▶ Task statement: Filter out everything except lines holding "JSON".

▶ Data to use:
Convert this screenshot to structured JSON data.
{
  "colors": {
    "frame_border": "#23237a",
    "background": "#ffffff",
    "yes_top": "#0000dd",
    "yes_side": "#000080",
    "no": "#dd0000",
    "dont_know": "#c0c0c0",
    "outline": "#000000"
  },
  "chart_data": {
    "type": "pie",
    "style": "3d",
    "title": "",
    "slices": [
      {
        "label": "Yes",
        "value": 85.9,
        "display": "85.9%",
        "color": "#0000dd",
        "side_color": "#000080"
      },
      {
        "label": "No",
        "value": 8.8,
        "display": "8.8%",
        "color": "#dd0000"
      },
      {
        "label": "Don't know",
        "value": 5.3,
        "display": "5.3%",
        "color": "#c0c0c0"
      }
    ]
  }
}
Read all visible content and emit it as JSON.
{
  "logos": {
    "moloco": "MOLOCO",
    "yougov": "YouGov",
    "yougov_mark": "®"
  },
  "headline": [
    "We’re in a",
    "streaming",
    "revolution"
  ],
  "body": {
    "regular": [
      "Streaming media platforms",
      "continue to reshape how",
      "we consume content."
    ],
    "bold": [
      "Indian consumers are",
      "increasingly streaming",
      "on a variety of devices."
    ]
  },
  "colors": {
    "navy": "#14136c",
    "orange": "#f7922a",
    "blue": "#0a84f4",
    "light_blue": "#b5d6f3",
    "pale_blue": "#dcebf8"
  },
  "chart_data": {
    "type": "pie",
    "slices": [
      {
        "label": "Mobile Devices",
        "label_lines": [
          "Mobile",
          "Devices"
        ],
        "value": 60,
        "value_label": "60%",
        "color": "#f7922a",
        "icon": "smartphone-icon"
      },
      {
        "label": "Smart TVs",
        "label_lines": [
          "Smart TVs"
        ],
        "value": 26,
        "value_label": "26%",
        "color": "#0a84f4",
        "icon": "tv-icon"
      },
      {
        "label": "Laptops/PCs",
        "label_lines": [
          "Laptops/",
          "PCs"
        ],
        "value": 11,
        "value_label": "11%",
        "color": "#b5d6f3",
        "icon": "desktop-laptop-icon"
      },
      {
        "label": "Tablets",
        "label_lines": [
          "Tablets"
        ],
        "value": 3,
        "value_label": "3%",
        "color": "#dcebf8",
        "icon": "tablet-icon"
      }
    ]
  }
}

▶ Result below:
Convert this screenshot to structured JSON data.
Read all visible content and emit it as JSON.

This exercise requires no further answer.